─── SUPPLIED RECORDS ───

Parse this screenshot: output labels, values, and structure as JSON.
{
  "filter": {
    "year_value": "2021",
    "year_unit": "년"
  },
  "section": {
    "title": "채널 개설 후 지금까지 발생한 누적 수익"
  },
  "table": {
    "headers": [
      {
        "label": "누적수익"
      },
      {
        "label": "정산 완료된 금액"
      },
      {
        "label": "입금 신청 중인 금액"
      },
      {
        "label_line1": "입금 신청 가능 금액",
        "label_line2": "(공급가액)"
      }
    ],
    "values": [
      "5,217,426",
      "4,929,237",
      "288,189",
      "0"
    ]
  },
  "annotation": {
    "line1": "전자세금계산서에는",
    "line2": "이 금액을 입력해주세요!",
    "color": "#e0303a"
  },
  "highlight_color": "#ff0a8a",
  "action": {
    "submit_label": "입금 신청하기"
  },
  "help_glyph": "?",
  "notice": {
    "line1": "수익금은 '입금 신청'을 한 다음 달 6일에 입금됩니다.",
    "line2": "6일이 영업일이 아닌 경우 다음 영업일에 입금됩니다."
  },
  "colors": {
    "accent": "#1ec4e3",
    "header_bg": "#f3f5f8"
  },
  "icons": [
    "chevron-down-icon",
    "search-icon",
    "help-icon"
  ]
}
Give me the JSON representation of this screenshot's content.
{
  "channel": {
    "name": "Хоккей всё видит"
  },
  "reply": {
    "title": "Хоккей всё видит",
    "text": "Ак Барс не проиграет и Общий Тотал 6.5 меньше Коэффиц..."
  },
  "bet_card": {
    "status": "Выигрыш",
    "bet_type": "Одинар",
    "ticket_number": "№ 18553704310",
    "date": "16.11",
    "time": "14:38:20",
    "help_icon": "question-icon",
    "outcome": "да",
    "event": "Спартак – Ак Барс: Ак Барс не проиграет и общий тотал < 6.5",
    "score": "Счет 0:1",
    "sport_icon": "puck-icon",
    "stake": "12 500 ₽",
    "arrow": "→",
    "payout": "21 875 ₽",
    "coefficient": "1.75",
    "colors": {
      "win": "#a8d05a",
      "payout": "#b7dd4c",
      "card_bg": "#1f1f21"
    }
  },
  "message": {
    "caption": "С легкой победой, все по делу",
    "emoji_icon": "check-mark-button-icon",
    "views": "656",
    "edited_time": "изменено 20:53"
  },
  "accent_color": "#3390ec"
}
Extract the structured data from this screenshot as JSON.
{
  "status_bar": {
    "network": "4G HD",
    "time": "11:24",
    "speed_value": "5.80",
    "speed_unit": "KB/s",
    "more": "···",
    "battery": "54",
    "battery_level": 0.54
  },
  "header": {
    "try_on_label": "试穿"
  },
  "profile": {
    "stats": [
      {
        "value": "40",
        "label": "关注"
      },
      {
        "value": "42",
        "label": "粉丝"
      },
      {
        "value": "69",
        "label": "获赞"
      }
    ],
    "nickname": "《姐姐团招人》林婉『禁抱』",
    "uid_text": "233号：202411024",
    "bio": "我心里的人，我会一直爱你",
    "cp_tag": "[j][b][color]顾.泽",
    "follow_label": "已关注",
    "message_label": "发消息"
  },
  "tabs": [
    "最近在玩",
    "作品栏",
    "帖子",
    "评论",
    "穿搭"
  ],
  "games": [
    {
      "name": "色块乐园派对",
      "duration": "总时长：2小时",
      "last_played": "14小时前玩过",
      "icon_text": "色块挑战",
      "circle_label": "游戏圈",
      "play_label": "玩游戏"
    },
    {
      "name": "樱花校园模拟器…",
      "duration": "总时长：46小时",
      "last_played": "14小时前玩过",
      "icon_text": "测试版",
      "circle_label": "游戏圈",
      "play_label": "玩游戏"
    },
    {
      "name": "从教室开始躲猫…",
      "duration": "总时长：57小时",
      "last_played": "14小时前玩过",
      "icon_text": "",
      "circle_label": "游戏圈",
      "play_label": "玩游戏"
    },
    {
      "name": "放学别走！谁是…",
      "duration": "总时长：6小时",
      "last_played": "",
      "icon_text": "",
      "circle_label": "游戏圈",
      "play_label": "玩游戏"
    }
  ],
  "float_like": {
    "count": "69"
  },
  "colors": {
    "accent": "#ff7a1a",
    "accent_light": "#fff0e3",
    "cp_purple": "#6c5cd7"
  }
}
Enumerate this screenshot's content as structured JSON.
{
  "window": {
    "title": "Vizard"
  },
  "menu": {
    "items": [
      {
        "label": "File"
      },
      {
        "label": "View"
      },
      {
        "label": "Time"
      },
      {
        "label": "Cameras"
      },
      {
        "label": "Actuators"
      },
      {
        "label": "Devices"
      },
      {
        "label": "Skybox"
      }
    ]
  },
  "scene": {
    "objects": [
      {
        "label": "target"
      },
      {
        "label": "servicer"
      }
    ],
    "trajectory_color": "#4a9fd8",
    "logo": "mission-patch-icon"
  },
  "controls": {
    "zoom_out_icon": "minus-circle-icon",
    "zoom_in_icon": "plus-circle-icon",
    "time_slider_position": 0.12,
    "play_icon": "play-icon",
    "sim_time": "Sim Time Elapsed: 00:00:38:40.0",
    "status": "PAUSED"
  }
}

───

▶ [PROBLEM TO SOLVE]
Check each line above for the word "screenshot" and say how many have it, with nothing else.

▶ [SOLUTION]
4